--- SOURCE RECORDS ---
◇ ◇ ◇ ◇ ◇ ◇ ◇

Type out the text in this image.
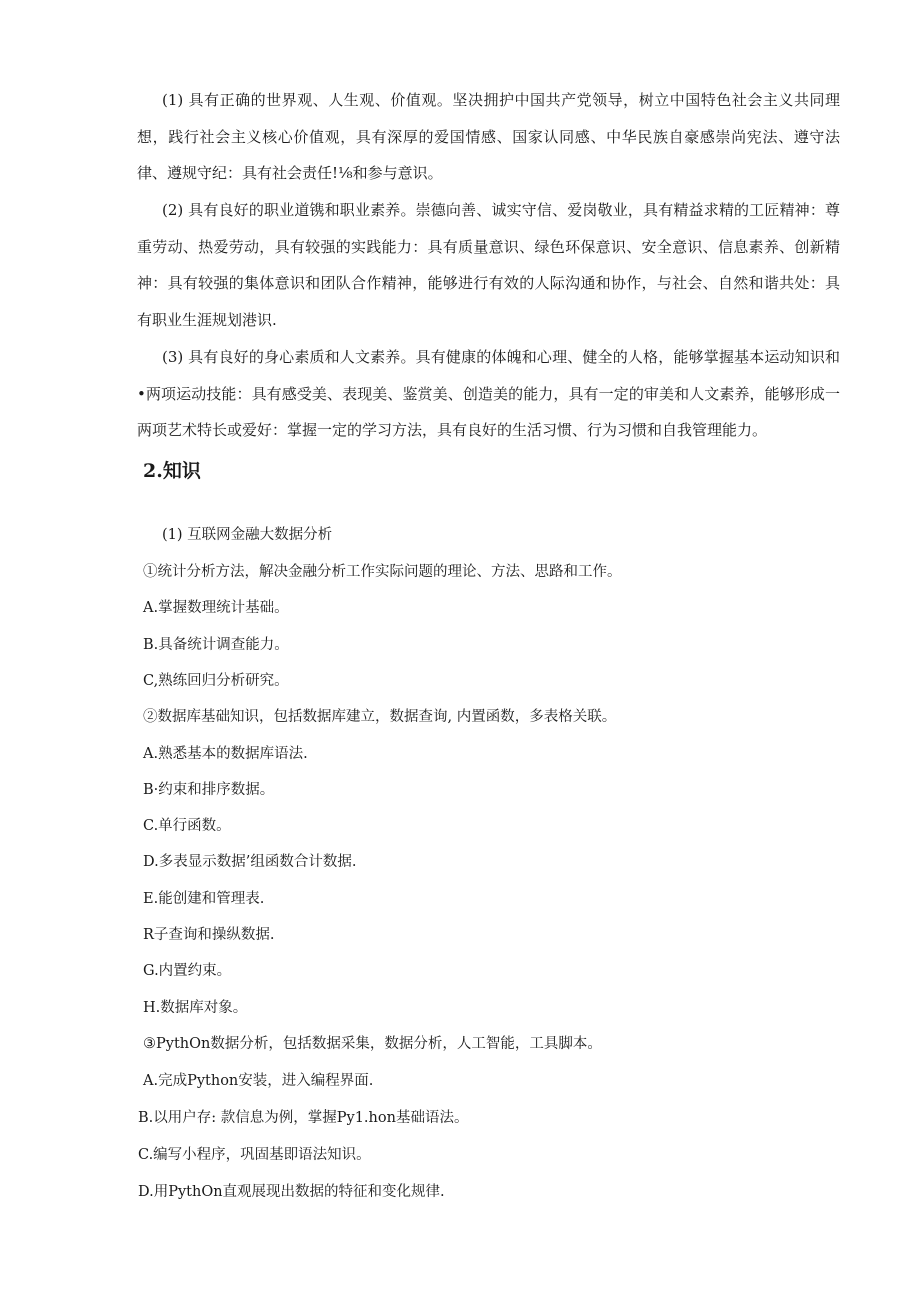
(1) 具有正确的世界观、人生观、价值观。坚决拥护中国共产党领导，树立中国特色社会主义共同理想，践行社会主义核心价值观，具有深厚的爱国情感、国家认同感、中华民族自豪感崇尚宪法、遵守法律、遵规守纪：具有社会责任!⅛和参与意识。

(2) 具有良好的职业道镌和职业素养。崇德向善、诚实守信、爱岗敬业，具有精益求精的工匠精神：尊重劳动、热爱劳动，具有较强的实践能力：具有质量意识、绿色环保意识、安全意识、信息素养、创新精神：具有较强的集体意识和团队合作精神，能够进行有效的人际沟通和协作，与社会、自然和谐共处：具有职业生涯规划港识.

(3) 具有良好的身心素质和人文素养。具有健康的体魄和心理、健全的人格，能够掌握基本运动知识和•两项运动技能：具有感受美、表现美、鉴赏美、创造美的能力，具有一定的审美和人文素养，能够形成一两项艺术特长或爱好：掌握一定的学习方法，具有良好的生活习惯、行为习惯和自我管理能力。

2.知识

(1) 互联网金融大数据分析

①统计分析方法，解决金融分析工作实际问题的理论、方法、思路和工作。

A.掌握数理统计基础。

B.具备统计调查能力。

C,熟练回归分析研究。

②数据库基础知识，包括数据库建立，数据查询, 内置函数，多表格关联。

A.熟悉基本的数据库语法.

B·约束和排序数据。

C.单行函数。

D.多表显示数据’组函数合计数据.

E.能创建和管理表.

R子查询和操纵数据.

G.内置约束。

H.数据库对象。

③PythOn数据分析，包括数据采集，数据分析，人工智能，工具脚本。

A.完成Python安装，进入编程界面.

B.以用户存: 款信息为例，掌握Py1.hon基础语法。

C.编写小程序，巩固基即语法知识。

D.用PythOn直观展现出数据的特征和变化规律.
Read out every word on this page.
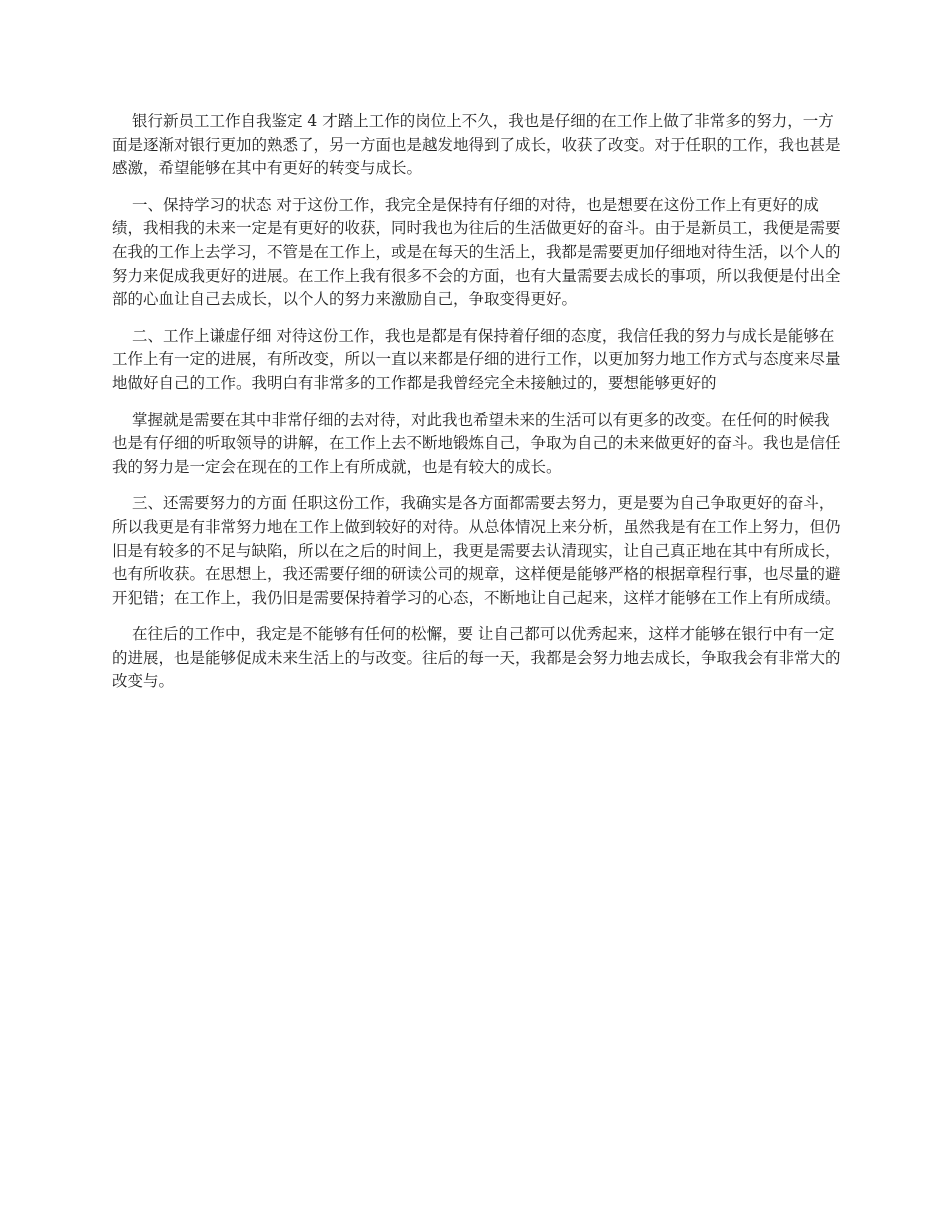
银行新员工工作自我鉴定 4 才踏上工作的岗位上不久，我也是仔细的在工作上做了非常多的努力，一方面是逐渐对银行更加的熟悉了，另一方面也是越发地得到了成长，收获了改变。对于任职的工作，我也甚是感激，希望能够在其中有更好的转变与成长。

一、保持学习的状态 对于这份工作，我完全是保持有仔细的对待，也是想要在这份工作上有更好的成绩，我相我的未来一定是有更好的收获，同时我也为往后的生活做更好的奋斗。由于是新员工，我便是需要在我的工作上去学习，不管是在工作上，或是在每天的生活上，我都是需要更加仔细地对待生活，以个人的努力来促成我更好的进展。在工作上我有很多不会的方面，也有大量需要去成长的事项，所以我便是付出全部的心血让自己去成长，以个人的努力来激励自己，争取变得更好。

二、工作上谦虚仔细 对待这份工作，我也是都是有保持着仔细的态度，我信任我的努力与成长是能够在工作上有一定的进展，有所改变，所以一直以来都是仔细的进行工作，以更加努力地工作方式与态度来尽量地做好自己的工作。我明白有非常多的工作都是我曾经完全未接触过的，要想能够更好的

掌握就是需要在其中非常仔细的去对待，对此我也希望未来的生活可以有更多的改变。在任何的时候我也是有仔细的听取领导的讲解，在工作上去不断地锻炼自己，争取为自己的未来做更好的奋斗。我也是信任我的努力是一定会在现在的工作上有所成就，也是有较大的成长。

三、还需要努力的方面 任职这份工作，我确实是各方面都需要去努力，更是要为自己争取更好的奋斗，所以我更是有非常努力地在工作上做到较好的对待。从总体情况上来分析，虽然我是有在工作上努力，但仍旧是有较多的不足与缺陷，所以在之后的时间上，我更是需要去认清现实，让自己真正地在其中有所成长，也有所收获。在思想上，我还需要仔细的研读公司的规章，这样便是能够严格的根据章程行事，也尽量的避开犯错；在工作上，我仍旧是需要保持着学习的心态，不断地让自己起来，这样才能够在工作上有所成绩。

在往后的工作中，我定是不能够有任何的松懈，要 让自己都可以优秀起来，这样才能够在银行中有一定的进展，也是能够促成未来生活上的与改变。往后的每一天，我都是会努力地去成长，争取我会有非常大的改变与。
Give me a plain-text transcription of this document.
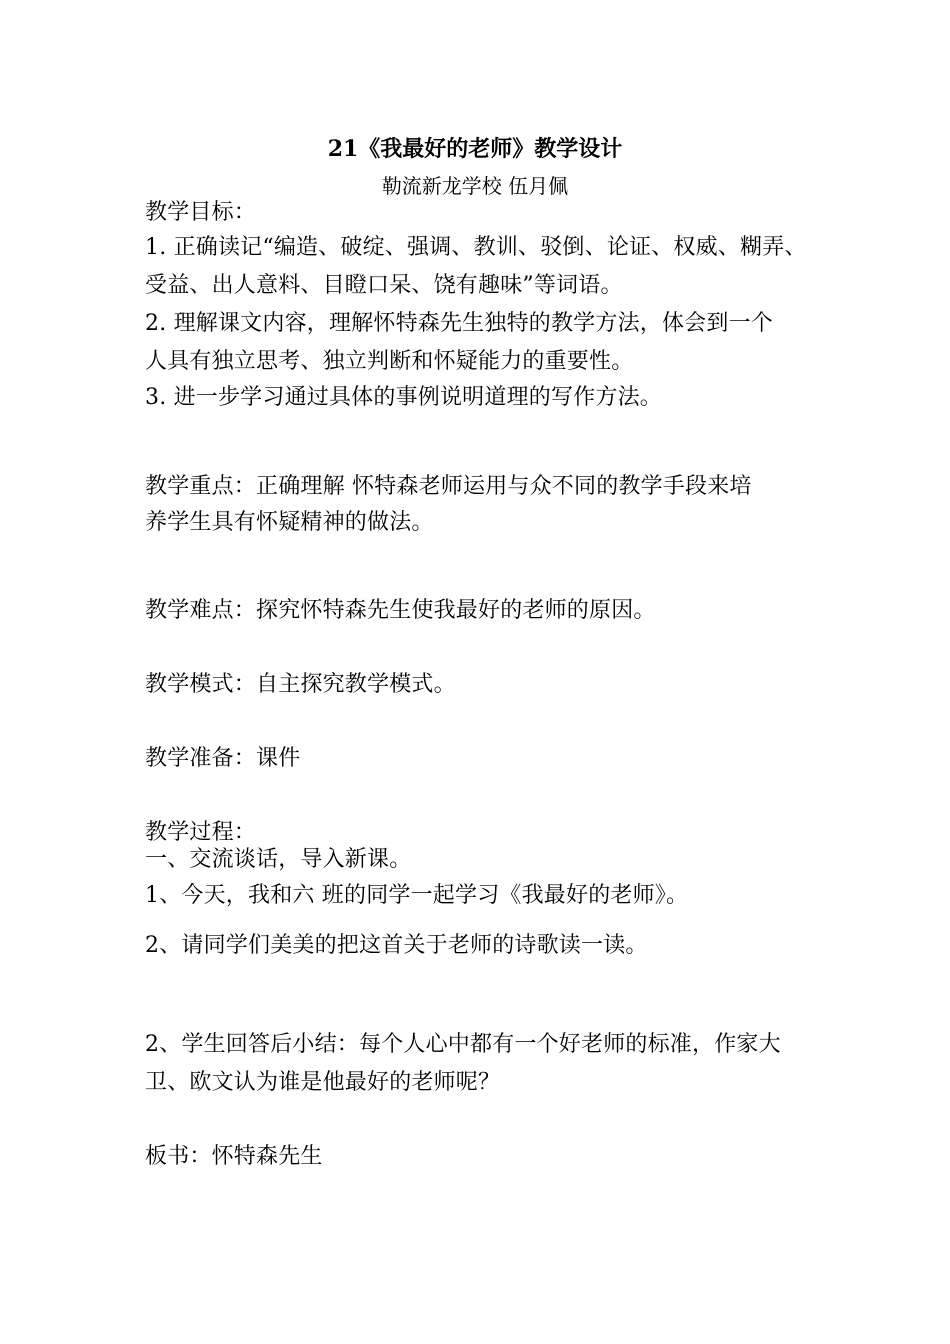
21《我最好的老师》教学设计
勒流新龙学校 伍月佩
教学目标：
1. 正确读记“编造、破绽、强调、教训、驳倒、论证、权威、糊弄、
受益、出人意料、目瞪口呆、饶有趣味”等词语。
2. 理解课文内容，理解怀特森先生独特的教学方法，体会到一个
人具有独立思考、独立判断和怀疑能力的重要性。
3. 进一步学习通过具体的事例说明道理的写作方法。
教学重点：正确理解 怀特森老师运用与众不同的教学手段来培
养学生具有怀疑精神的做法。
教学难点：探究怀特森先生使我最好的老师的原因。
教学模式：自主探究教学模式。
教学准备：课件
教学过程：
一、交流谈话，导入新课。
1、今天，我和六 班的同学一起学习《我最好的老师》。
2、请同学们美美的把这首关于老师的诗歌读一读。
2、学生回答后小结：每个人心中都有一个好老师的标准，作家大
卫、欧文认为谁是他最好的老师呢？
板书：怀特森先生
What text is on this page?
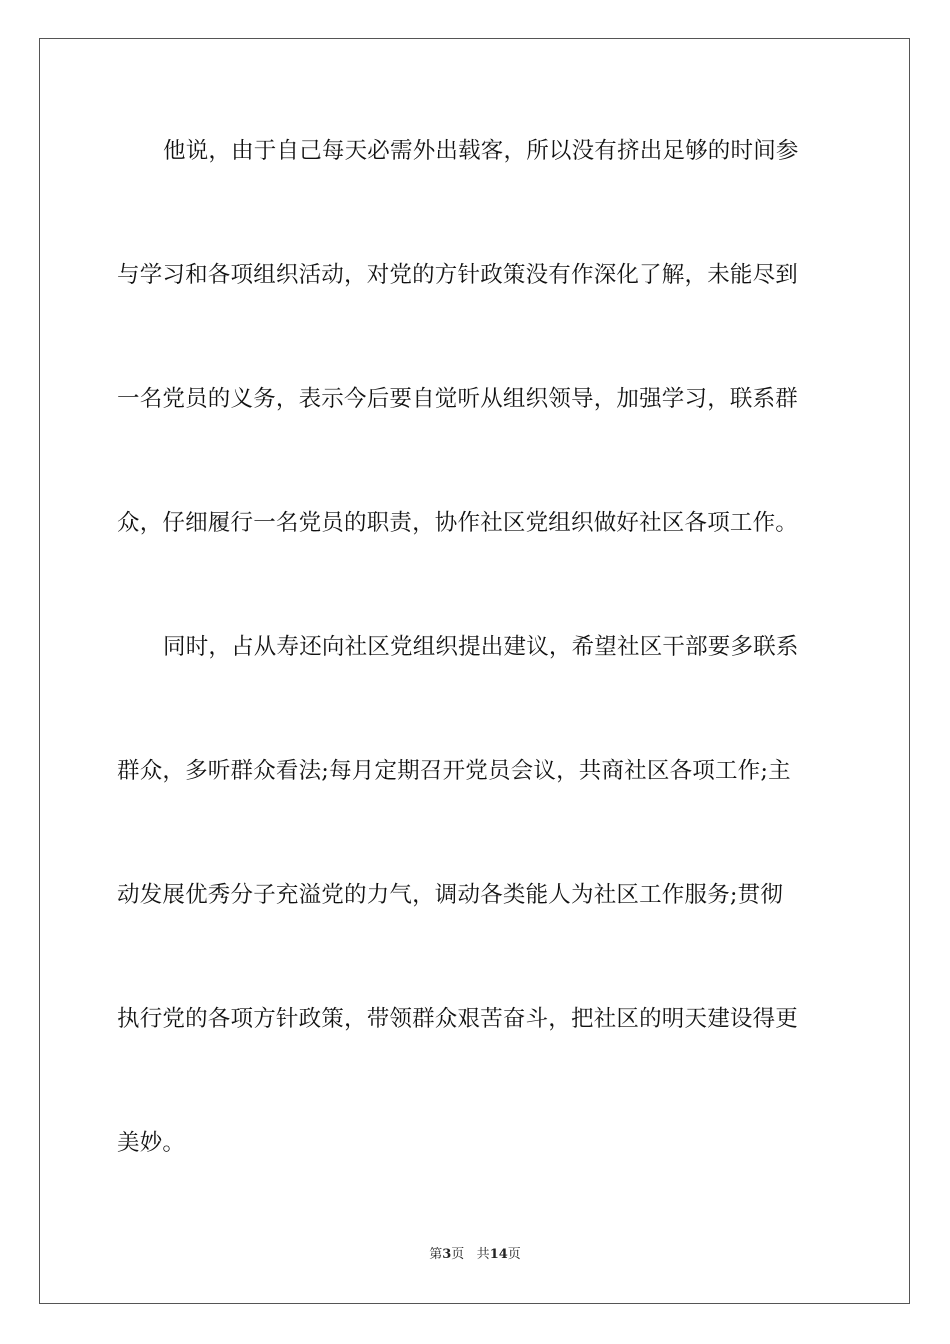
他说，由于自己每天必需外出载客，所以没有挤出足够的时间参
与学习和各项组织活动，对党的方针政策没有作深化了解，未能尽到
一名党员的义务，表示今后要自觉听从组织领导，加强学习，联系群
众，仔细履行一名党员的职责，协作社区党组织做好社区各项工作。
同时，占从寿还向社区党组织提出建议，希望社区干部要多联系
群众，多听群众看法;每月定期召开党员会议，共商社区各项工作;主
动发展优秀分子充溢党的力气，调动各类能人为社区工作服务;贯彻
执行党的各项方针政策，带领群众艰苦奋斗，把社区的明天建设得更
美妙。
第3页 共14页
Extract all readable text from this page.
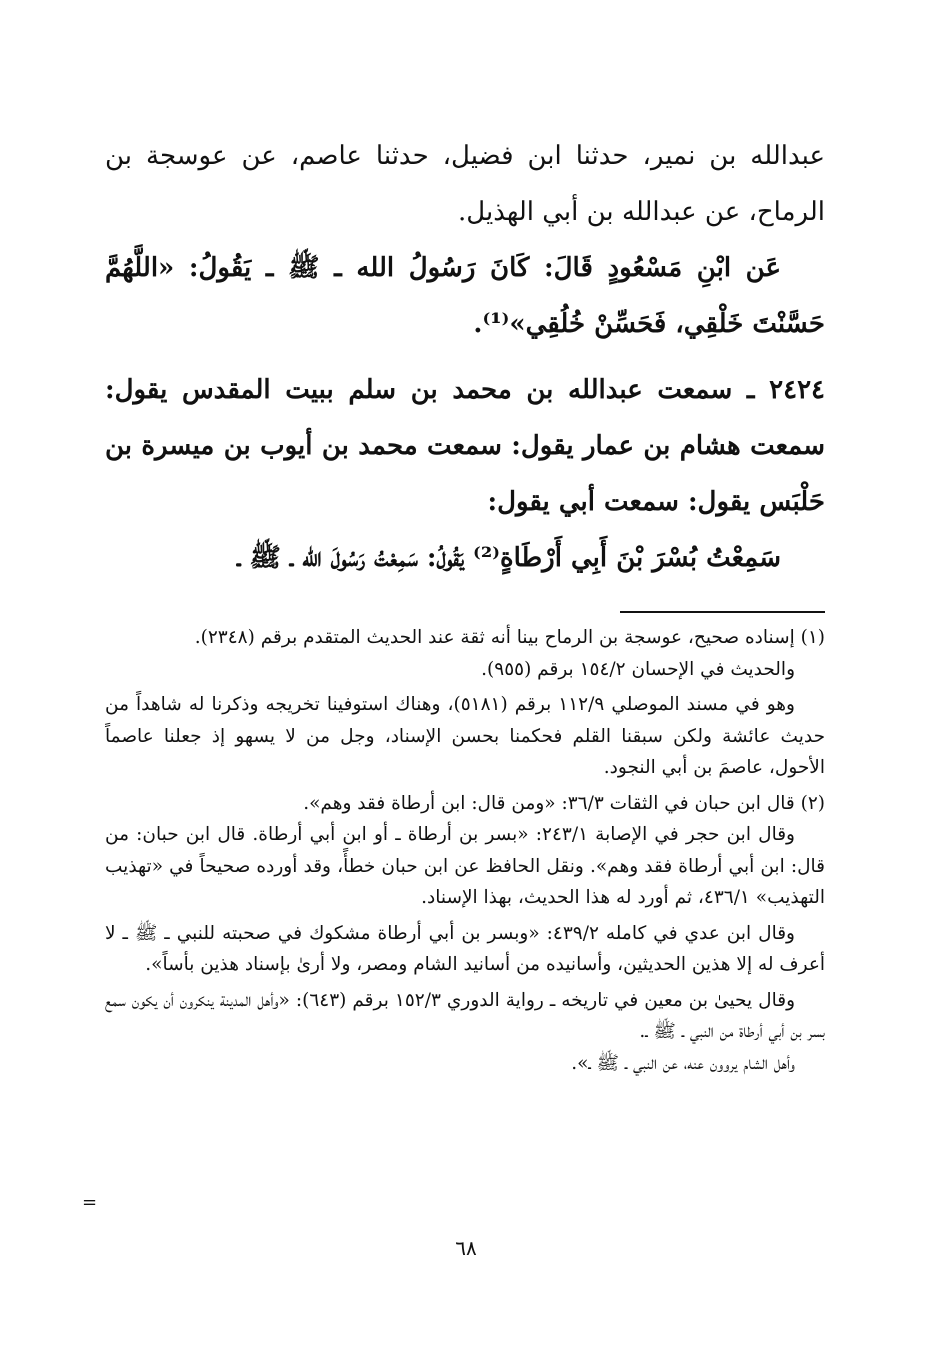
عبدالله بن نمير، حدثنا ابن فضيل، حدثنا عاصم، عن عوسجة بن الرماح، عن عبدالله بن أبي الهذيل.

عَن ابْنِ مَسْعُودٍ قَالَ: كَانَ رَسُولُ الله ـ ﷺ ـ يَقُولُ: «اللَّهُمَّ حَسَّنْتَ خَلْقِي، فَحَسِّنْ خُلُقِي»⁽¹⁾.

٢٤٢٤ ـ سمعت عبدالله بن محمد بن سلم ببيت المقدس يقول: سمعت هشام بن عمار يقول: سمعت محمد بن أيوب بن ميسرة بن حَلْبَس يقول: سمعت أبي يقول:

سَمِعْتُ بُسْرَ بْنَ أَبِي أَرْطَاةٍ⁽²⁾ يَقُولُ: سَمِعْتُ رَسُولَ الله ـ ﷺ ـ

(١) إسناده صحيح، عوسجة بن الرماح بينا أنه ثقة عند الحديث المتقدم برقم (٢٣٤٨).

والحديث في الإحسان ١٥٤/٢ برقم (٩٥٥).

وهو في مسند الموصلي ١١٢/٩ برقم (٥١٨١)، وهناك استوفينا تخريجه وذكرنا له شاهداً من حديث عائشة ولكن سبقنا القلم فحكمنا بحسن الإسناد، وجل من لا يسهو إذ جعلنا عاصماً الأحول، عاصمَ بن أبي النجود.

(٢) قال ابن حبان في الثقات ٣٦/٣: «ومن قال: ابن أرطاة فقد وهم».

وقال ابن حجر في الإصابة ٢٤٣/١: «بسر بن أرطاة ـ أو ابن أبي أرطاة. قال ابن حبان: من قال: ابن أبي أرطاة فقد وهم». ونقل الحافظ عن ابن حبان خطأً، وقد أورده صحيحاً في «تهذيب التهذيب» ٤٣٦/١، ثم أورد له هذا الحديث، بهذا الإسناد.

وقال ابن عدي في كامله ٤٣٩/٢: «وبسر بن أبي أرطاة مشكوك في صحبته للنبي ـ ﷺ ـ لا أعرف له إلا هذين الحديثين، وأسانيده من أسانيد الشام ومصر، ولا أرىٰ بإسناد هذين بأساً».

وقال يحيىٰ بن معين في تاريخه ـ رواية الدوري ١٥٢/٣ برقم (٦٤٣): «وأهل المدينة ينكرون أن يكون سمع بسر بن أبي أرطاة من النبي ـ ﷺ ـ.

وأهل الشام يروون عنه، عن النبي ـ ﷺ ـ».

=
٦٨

◇ ◇ ◇ ◇ ◇ ◇ ◇

--- PROBLEM TO SOLVE ---
Which lines above contain the word "عاصم"? Copy each of them.

--- REPLY TO THE EXERCISE ---
عبدالله بن نمير، حدثنا ابن فضيل، حدثنا عاصم، عن عوسجة بن الرماح، عن عبدالله بن أبي الهذيل.
وهو في مسند الموصلي ١١٢/٩ برقم (٥١٨١)، وهناك استوفينا تخريجه وذكرنا له شاهداً من حديث عائشة ولكن سبقنا القلم فحكمنا بحسن الإسناد، وجل من لا يسهو إذ جعلنا عاصماً الأحول، عاصمَ بن أبي النجود.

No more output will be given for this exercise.